:: Exercise prompt ::
Format these lines as a JSON list of strings, one string per line, with blank lines left out.

• • • • • • •

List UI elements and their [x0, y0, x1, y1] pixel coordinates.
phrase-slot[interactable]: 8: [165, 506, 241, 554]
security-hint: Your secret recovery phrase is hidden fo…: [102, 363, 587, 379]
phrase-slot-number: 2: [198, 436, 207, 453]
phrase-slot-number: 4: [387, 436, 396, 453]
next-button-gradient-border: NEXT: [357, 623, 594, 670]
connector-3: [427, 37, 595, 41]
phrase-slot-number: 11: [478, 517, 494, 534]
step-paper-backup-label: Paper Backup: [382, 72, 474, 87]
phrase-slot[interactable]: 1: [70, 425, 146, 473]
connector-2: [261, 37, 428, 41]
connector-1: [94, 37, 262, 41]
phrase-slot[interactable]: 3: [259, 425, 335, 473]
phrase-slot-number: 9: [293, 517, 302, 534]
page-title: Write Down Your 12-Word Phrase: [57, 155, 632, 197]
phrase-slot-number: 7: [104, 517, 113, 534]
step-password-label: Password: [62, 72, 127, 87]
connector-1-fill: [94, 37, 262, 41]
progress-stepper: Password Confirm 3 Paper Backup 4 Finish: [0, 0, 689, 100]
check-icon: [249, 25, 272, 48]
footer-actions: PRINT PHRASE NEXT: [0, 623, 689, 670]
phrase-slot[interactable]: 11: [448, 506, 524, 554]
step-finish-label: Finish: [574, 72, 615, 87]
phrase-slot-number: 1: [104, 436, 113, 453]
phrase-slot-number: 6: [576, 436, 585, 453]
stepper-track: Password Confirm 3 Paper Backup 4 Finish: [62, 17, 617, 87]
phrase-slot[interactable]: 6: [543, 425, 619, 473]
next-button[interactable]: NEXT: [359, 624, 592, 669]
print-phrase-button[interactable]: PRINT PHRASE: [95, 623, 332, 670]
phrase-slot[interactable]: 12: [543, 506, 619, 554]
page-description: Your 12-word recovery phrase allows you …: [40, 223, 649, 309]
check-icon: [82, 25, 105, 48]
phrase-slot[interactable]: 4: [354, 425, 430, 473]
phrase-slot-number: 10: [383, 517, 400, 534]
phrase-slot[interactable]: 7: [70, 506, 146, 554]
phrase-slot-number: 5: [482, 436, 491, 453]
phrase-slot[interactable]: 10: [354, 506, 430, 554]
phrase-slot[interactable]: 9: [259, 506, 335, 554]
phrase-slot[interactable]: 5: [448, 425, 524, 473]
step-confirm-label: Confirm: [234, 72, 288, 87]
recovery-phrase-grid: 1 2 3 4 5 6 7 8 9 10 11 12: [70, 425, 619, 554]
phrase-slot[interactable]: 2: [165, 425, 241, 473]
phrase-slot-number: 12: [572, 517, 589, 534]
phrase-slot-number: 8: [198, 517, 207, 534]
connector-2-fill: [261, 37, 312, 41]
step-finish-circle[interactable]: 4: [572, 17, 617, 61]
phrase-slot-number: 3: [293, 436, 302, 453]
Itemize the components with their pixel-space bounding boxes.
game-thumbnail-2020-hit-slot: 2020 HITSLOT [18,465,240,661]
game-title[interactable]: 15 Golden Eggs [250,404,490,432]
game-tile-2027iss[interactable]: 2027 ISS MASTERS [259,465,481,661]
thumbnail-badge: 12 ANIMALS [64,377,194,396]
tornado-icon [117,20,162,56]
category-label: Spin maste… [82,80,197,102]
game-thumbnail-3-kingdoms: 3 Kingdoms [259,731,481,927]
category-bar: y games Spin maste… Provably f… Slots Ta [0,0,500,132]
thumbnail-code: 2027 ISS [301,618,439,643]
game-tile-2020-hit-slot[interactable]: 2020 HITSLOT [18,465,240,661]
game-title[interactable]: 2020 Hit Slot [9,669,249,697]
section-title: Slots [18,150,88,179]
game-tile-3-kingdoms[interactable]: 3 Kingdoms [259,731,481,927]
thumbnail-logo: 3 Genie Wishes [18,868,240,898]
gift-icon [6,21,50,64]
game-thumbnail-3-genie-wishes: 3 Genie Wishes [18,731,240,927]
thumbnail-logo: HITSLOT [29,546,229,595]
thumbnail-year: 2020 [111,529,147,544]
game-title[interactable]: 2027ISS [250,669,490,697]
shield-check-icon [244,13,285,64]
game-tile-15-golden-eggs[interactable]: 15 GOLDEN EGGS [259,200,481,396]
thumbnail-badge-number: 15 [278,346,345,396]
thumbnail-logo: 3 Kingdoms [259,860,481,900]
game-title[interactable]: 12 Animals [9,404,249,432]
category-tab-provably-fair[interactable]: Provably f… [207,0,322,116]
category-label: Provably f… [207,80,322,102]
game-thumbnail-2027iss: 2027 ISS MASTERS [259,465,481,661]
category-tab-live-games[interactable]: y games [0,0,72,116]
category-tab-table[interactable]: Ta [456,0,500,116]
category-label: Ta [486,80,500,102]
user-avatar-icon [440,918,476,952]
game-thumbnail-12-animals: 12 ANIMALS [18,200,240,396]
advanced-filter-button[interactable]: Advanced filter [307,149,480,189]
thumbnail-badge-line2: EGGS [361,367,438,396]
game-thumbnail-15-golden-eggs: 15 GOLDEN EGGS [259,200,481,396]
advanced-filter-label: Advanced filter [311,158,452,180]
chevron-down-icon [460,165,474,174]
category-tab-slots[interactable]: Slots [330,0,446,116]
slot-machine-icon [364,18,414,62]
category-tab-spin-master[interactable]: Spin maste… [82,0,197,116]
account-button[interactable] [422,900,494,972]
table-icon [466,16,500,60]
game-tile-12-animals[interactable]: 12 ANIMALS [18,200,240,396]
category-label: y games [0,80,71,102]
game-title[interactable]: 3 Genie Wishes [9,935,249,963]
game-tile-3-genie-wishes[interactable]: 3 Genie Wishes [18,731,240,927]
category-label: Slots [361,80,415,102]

• • • • • • •

:: Problem solution ::
[
  "List UI elements and their [x0, y0, x1, y1] pixel coordinates.",
  "phrase-slot[interactable]: 8: [165, 506, 241, 554]",
  "security-hint: Your secret recovery phrase is hidden fo…: [102, 363, 587, 379]",
  "phrase-slot-number: 2: [198, 436, 207, 453]",
  "phrase-slot-number: 4: [387, 436, 396, 453]",
  "next-button-gradient-border: NEXT: [357, 623, 594, 670]",
  "connector-3: [427, 37, 595, 41]",
  "phrase-slot-number: 11: [478, 517, 494, 534]",
  "step-paper-backup-label: Paper Backup: [382, 72, 474, 87]",
  "phrase-slot[interactable]: 1: [70, 425, 146, 473]",
  "connector-2: [261, 37, 428, 41]",
  "connector-1: [94, 37, 262, 41]",
  "phrase-slot[interactable]: 3: [259, 425, 335, 473]",
  "phrase-slot-number: 9: [293, 517, 302, 534]",
  "page-title: Write Down Your 12-Word Phrase: [57, 155, 632, 197]",
  "phrase-slot-number: 7: [104, 517, 113, 534]",
  "step-password-label: Password: [62, 72, 127, 87]",
  "connector-1-fill: [94, 37, 262, 41]",
  "progress-stepper: Password Confirm 3 Paper Backup 4 Finish: [0, 0, 689, 100]",
  "check-icon: [249, 25, 272, 48]",
  "footer-actions: PRINT PHRASE NEXT: [0, 623, 689, 670]",
  "phrase-slot[interactable]: 11: [448, 506, 524, 554]",
  "step-finish-label: Finish: [574, 72, 615, 87]",
  "phrase-slot-number: 1: [104, 436, 113, 453]",
  "phrase-slot-number: 6: [576, 436, 585, 453]",
  "stepper-track: Password Confirm 3 Paper Backup 4 Finish: [62, 17, 617, 87]",
  "phrase-slot[interactable]: 6: [543, 425, 619, 473]",
  "next-button[interactable]: NEXT: [359, 624, 592, 669]",
  "print-phrase-button[interactable]: PRINT PHRASE: [95, 623, 332, 670]",
  "phrase-slot[interactable]: 12: [543, 506, 619, 554]",
  "page-description: Your 12-word recovery phrase allows you …: [40, 223, 649, 309]",
  "check-icon: [82, 25, 105, 48]",
  "phrase-slot[interactable]: 4: [354, 425, 430, 473]",
  "phrase-slot-number: 10: [383, 517, 400, 534]",
  "phrase-slot[interactable]: 7: [70, 506, 146, 554]",
  "phrase-slot-number: 5: [482, 436, 491, 453]",
  "phrase-slot[interactable]: 10: [354, 506, 430, 554]",
  "phrase-slot[interactable]: 9: [259, 506, 335, 554]",
  "phrase-slot[interactable]: 5: [448, 425, 524, 473]",
  "step-confirm-label: Confirm: [234, 72, 288, 87]",
  "recovery-phrase-grid: 1 2 3 4 5 6 7 8 9 10 11 12: [70, 425, 619, 554]",
  "phrase-slot[interactable]: 2: [165, 425, 241, 473]",
  "phrase-slot-number: 12: [572, 517, 589, 534]",
  "phrase-slot-number: 8: [198, 517, 207, 534]",
  "connector-2-fill: [261, 37, 312, 41]",
  "step-finish-circle[interactable]: 4: [572, 17, 617, 61]",
  "phrase-slot-number: 3: [293, 436, 302, 453]",
  "Itemize the components with their pixel-space bounding boxes.",
  "game-thumbnail-2020-hit-slot: 2020 HITSLOT [18,465,240,661]",
  "game-title[interactable]: 15 Golden Eggs [250,404,490,432]",
  "game-tile-2027iss[interactable]: 2027 ISS MASTERS [259,465,481,661]",
  "thumbnail-badge: 12 ANIMALS [64,377,194,396]",
  "tornado-icon [117,20,162,56]",
  "category-label: Spin maste… [82,80,197,102]",
  "game-thumbnail-3-kingdoms: 3 Kingdoms [259,731,481,927]",
  "category-bar: y games Spin maste… Provably f… Slots Ta [0,0,500,132]",
  "thumbnail-code: 2027 ISS [301,618,439,643]",
  "game-tile-2020-hit-slot[interactable]: 2020 HITSLOT [18,465,240,661]",
  "game-title[interactable]: 2020 Hit Slot [9,669,249,697]",
  "section-title: Slots [18,150,88,179]",
  "game-tile-3-kingdoms[interactable]: 3 Kingdoms [259,731,481,927]",
  "thumbnail-logo: 3 Genie Wishes [18,868,240,898]",
  "gift-icon [6,21,50,64]",
  "game-thumbnail-3-genie-wishes: 3 Genie Wishes [18,731,240,927]",
  "thumbnail-logo: HITSLOT [29,546,229,595]",
  "thumbnail-year: 2020 [111,529,147,544]",
  "game-title[interactable]: 2027ISS [250,669,490,697]",
  "shield-check-icon [244,13,285,64]",
  "game-tile-15-golden-eggs[interactable]: 15 GOLDEN EGGS [259,200,481,396]",
  "thumbnail-badge-number: 15 [278,346,345,396]",
  "thumbnail-logo: 3 Kingdoms [259,860,481,900]",
  "game-title[interactable]: 12 Animals [9,404,249,432]",
  "category-tab-provably-fair[interactable]: Provably f… [207,0,322,116]",
  "category-label: Provably f… [207,80,322,102]",
  "game-thumbnail-2027iss: 2027 ISS MASTERS [259,465,481,661]",
  "category-tab-live-games[interactable]: y games [0,0,72,116]",
  "category-tab-table[interactable]: Ta [456,0,500,116]",
  "category-label: Ta [486,80,500,102]",
  "user-avatar-icon [440,918,476,952]",
  "game-thumbnail-12-animals: 12 ANIMALS [18,200,240,396]",
  "advanced-filter-button[interactable]: Advanced filter [307,149,480,189]",
  "thumbnail-badge-line2: EGGS [361,367,438,396]",
  "game-thumbnail-15-golden-eggs: 15 GOLDEN EGGS [259,200,481,396]",
  "advanced-filter-label: Advanced filter [311,158,452,180]",
  "chevron-down-icon [460,165,474,174]",
  "category-tab-slots[interactable]: Slots [330,0,446,116]",
  "slot-machine-icon [364,18,414,62]",
  "category-tab-spin-master[interactable]: Spin maste… [82,0,197,116]",
  "account-button[interactable] [422,900,494,972]",
  "table-icon [466,16,500,60]",
  "game-tile-12-animals[interactable]: 12 ANIMALS [18,200,240,396]",
  "category-label: y games [0,80,71,102]",
  "game-title[interactable]: 3 Genie Wishes [9,935,249,963]",
  "game-tile-3-genie-wishes[interactable]: 3 Genie Wishes [18,731,240,927]",
  "category-label: Slots [361,80,415,102]"
]